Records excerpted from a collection
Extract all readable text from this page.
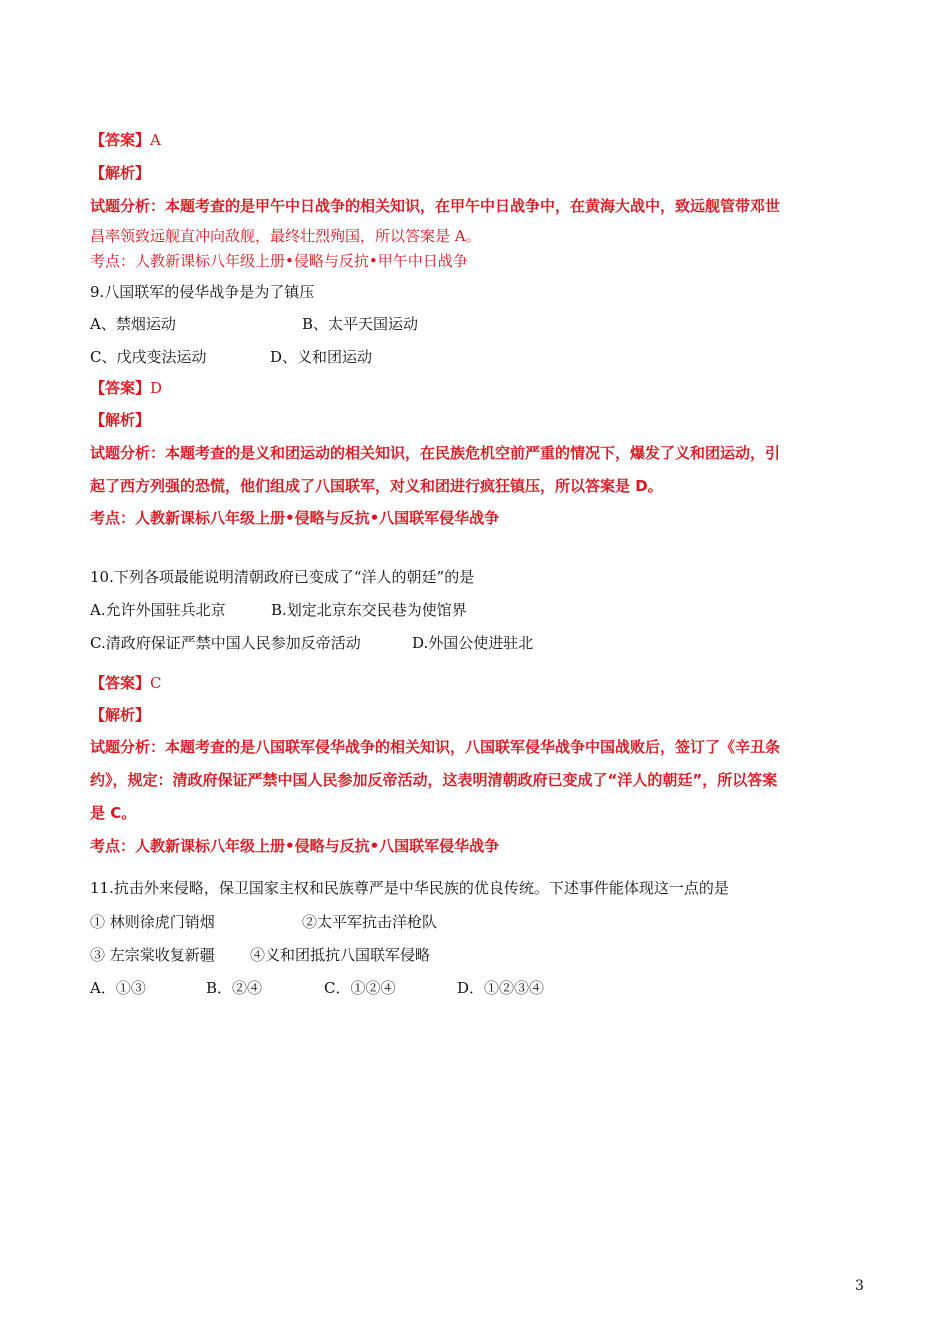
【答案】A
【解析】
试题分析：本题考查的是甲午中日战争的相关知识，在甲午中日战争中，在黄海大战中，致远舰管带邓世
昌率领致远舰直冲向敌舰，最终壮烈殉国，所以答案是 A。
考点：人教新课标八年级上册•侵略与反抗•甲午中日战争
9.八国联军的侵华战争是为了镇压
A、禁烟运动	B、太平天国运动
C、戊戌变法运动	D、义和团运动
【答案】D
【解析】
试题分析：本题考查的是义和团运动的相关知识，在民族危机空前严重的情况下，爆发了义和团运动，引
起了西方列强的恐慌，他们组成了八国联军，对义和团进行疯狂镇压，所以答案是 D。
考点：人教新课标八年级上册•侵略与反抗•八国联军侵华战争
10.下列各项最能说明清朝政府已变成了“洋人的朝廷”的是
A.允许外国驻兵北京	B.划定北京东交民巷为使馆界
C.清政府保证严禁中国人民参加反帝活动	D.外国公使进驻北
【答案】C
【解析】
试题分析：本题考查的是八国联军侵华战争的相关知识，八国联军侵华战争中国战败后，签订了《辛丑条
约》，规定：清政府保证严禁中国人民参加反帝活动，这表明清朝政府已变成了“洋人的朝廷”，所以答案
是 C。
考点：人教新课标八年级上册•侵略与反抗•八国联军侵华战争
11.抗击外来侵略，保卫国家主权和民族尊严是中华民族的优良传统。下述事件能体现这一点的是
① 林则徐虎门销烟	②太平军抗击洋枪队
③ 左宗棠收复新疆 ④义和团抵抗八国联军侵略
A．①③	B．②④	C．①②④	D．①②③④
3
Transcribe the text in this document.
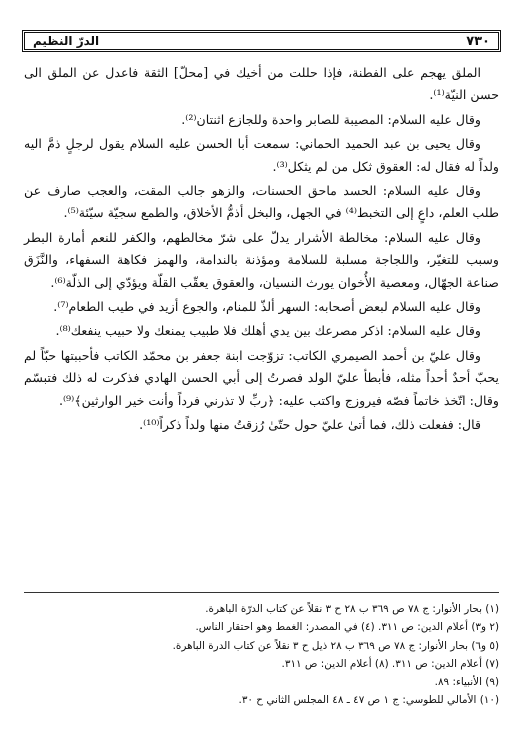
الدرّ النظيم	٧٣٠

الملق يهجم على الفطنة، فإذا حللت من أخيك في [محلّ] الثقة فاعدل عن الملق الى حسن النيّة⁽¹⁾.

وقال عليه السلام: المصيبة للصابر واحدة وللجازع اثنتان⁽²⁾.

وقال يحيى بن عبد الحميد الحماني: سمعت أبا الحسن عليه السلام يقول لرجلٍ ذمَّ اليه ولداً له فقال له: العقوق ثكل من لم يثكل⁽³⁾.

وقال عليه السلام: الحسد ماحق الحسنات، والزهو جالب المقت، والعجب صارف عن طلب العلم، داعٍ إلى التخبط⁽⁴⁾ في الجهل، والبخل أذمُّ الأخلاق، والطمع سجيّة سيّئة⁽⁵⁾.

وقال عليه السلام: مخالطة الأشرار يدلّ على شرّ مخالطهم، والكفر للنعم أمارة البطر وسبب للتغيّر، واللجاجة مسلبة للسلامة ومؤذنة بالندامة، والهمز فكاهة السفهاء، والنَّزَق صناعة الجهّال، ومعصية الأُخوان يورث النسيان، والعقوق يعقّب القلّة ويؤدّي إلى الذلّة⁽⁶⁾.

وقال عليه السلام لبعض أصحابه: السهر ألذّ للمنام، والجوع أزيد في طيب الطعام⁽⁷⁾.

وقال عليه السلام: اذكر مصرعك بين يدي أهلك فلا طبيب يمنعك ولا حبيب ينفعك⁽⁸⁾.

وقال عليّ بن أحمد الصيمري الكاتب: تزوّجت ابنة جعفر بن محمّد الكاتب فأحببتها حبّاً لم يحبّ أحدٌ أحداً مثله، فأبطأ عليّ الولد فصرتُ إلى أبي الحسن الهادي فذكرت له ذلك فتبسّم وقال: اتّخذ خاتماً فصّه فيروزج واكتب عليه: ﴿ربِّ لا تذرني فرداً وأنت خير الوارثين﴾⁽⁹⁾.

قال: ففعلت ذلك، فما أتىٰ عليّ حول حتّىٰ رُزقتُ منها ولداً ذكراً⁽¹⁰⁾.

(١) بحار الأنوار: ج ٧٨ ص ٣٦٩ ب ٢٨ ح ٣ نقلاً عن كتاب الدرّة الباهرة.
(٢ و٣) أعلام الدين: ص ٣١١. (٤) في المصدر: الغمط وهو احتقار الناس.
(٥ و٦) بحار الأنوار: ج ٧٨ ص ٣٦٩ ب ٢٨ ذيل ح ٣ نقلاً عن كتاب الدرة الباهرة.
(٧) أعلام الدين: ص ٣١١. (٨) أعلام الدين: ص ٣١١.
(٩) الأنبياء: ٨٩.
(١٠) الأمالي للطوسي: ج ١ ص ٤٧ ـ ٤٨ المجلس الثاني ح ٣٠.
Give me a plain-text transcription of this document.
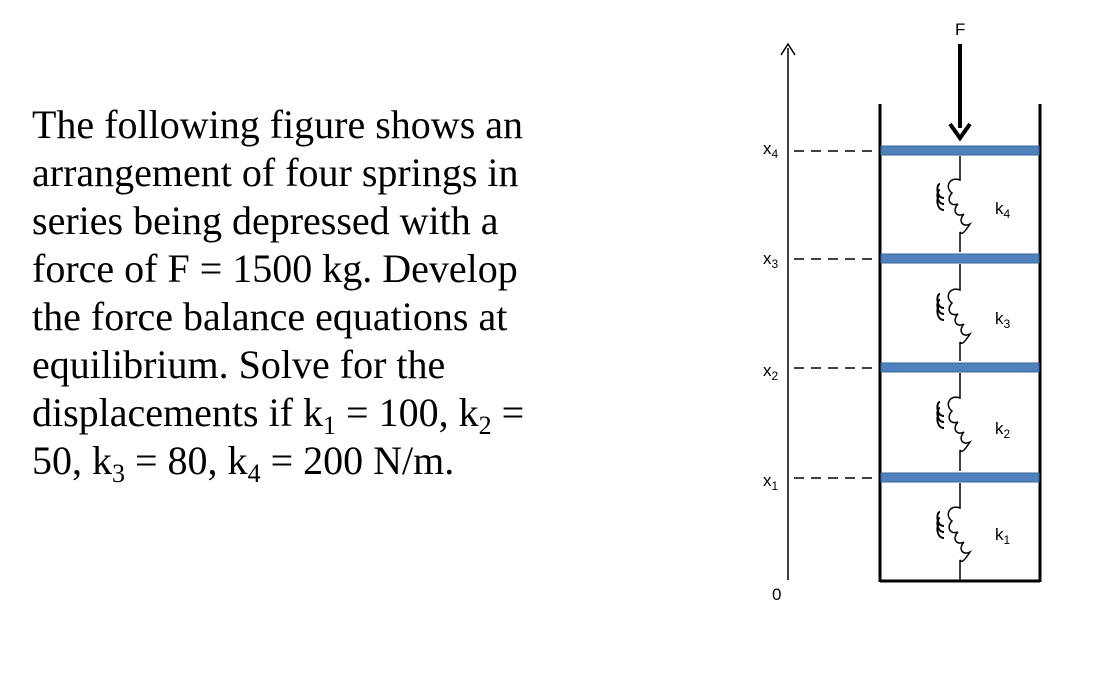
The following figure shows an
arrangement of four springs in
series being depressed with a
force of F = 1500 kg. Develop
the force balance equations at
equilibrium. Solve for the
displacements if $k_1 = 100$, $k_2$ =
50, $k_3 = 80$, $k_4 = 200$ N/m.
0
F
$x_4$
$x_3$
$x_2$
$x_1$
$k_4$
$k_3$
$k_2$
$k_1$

- TASK PROMPT: Beginning with the line that holds "Give me a plain-text", extract every line to the end of the material, exactly as it stands, and drop the pictures.

- SOLVED EXERCISE:
Give me a plain-text transcription of this document.
The following figure shows an
arrangement of four springs in
series being depressed with a
force of F = 1500 kg. Develop
the force balance equations at
equilibrium. Solve for the
displacements if $k_1 = 100$, $k_2$ =
50, $k_3 = 80$, $k_4 = 200$ N/m.
0
F
$x_4$
$x_3$
$x_2$
$x_1$
$k_4$
$k_3$
$k_2$
$k_1$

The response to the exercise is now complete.